* start *
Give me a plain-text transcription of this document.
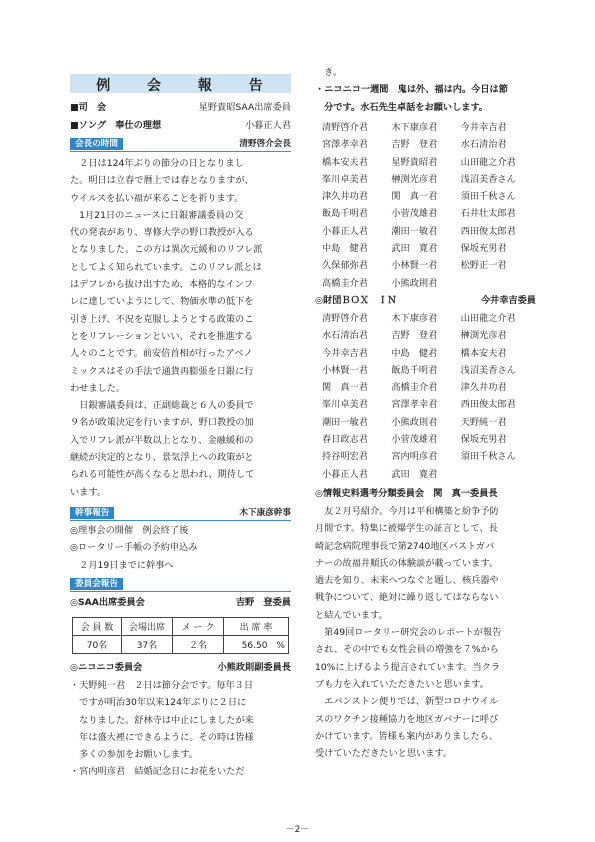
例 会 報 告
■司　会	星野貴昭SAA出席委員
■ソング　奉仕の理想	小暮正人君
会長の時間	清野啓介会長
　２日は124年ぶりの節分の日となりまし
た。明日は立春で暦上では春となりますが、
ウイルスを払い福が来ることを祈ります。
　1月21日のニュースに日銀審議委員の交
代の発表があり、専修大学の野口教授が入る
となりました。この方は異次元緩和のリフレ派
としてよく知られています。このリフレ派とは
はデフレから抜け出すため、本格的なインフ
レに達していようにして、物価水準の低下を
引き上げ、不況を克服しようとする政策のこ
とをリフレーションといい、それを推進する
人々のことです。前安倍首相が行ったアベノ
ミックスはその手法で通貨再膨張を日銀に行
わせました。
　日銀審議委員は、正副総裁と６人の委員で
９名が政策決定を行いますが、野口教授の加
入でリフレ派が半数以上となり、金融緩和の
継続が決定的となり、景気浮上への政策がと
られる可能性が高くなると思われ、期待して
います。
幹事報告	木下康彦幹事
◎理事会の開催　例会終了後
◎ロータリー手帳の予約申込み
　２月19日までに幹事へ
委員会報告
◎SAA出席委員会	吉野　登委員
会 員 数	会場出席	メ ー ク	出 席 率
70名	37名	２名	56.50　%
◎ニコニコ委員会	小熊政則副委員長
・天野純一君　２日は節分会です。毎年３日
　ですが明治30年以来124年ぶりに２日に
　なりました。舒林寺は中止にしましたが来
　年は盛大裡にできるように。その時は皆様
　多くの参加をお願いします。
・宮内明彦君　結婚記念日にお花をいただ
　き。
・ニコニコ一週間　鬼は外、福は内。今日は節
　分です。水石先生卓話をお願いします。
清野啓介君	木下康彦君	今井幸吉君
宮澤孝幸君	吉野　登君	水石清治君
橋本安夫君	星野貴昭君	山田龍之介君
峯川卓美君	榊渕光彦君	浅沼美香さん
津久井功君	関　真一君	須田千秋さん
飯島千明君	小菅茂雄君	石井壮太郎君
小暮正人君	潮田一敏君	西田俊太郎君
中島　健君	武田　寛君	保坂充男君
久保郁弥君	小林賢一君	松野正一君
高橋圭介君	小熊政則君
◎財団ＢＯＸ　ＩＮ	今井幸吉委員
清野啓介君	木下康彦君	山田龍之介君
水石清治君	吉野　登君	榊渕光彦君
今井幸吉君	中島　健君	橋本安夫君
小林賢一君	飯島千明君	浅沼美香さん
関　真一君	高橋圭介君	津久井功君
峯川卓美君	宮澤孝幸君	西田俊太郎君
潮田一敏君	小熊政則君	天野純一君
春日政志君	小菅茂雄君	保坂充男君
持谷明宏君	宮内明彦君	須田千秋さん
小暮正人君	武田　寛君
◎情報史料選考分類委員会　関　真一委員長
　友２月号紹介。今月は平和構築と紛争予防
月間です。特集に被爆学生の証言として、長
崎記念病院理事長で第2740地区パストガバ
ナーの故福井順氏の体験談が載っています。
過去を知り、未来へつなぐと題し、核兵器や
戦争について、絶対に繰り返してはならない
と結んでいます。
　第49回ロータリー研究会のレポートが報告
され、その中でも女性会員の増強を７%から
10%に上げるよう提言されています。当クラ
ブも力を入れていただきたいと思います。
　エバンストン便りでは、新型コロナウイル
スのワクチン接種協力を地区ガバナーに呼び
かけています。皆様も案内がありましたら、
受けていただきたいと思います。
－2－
* end *
# [Stated problem]
From the data above, write out everything exactly except the pictures.

# [Task result]
Give me a plain-text transcription of this document.
例 会 報 告
■司　会	星野貴昭SAA出席委員
■ソング　奉仕の理想	小暮正人君
会長の時間	清野啓介会長
　２日は124年ぶりの節分の日となりまし
た。明日は立春で暦上では春となりますが、
ウイルスを払い福が来ることを祈ります。
　1月21日のニュースに日銀審議委員の交
代の発表があり、専修大学の野口教授が入る
となりました。この方は異次元緩和のリフレ派
としてよく知られています。このリフレ派とは
はデフレから抜け出すため、本格的なインフ
レに達していようにして、物価水準の低下を
引き上げ、不況を克服しようとする政策のこ
とをリフレーションといい、それを推進する
人々のことです。前安倍首相が行ったアベノ
ミックスはその手法で通貨再膨張を日銀に行
わせました。
　日銀審議委員は、正副総裁と６人の委員で
９名が政策決定を行いますが、野口教授の加
入でリフレ派が半数以上となり、金融緩和の
継続が決定的となり、景気浮上への政策がと
られる可能性が高くなると思われ、期待して
います。
幹事報告	木下康彦幹事
◎理事会の開催　例会終了後
◎ロータリー手帳の予約申込み
　２月19日までに幹事へ
委員会報告
◎SAA出席委員会	吉野　登委員
会 員 数	会場出席	メ ー ク	出 席 率
70名	37名	２名	56.50　%
◎ニコニコ委員会	小熊政則副委員長
・天野純一君　２日は節分会です。毎年３日
　ですが明治30年以来124年ぶりに２日に
　なりました。舒林寺は中止にしましたが来
　年は盛大裡にできるように。その時は皆様
　多くの参加をお願いします。
・宮内明彦君　結婚記念日にお花をいただ
　き。
・ニコニコ一週間　鬼は外、福は内。今日は節
　分です。水石先生卓話をお願いします。
清野啓介君	木下康彦君	今井幸吉君
宮澤孝幸君	吉野　登君	水石清治君
橋本安夫君	星野貴昭君	山田龍之介君
峯川卓美君	榊渕光彦君	浅沼美香さん
津久井功君	関　真一君	須田千秋さん
飯島千明君	小菅茂雄君	石井壮太郎君
小暮正人君	潮田一敏君	西田俊太郎君
中島　健君	武田　寛君	保坂充男君
久保郁弥君	小林賢一君	松野正一君
高橋圭介君	小熊政則君
◎財団ＢＯＸ　ＩＮ	今井幸吉委員
清野啓介君	木下康彦君	山田龍之介君
水石清治君	吉野　登君	榊渕光彦君
今井幸吉君	中島　健君	橋本安夫君
小林賢一君	飯島千明君	浅沼美香さん
関　真一君	高橋圭介君	津久井功君
峯川卓美君	宮澤孝幸君	西田俊太郎君
潮田一敏君	小熊政則君	天野純一君
春日政志君	小菅茂雄君	保坂充男君
持谷明宏君	宮内明彦君	須田千秋さん
小暮正人君	武田　寛君
◎情報史料選考分類委員会　関　真一委員長
　友２月号紹介。今月は平和構築と紛争予防
月間です。特集に被爆学生の証言として、長
崎記念病院理事長で第2740地区パストガバ
ナーの故福井順氏の体験談が載っています。
過去を知り、未来へつなぐと題し、核兵器や
戦争について、絶対に繰り返してはならない
と結んでいます。
　第49回ロータリー研究会のレポートが報告
され、その中でも女性会員の増強を７%から
10%に上げるよう提言されています。当クラ
ブも力を入れていただきたいと思います。
　エバンストン便りでは、新型コロナウイル
スのワクチン接種協力を地区ガバナーに呼び
かけています。皆様も案内がありましたら、
受けていただきたいと思います。
－2－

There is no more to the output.